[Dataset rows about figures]
------

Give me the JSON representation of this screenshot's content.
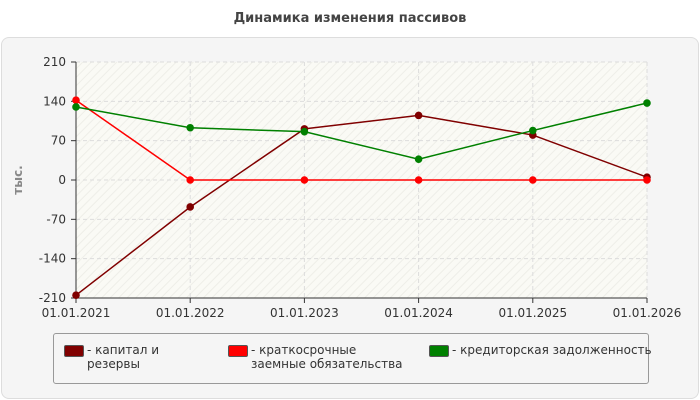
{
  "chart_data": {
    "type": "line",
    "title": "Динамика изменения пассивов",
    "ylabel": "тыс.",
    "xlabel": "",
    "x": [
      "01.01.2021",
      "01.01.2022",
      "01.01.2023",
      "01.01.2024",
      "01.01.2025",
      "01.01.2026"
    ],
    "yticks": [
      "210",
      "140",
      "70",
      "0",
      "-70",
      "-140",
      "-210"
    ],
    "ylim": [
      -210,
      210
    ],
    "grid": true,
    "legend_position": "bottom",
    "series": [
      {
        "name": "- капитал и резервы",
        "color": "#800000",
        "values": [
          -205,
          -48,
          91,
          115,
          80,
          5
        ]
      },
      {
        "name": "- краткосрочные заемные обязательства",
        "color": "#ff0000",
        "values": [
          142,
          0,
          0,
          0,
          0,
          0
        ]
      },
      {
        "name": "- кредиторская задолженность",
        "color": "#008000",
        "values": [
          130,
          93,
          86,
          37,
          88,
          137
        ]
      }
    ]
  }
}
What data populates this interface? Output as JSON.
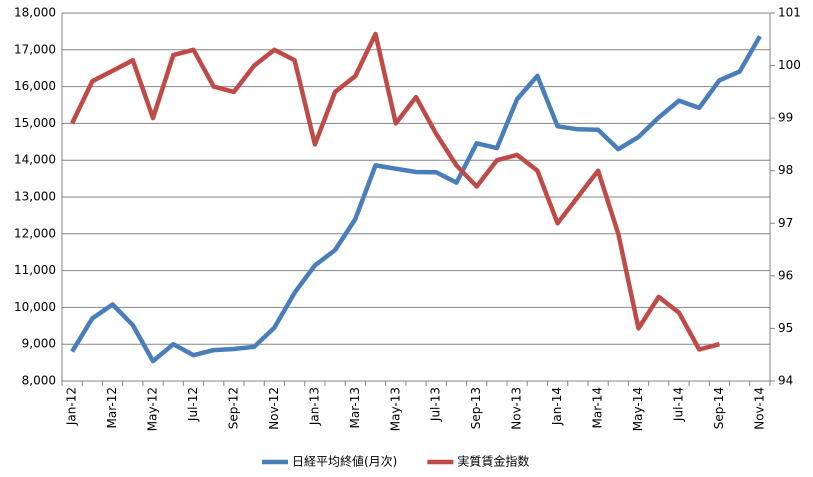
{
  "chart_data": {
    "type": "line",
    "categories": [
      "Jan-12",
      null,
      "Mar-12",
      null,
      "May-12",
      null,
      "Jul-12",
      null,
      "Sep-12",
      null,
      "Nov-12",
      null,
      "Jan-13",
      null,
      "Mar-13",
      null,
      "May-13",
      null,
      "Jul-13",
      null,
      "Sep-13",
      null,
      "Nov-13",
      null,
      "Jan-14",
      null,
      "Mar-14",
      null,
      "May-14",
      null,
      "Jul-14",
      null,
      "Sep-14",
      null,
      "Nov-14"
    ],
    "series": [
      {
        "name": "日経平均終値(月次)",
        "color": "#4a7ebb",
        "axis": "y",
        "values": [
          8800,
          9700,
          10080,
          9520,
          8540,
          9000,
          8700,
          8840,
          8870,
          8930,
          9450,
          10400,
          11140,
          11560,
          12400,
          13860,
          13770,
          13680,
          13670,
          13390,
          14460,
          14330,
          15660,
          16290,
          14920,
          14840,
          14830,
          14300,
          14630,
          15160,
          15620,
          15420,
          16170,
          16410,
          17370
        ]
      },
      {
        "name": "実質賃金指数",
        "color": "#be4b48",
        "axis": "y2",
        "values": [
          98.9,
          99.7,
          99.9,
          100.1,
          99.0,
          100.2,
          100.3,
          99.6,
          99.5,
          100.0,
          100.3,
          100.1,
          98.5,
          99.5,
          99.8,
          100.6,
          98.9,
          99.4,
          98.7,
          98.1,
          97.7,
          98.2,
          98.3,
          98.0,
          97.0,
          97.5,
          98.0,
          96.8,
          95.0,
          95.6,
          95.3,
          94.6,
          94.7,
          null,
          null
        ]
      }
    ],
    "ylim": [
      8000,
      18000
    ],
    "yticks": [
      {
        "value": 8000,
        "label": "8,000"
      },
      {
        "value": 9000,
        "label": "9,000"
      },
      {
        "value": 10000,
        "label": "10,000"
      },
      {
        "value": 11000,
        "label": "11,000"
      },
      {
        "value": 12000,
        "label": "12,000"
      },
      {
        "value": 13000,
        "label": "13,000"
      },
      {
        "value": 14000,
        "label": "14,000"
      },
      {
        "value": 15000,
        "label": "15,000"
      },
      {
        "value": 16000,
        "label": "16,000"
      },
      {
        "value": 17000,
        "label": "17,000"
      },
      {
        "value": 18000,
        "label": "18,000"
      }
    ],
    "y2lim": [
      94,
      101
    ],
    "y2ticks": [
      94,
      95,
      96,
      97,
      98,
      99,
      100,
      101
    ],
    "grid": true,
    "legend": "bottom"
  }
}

------

● **Set task**:
Search the data above for the string "name" and return every line that has it.

● **Complete response**:
        "name": "- капитал и резервы",
        "name": "- краткосрочные заемные обязательства",
        "name": "- кредиторская задолженность",
        "name": "日経平均終値(月次)",
        "name": "実質賃金指数",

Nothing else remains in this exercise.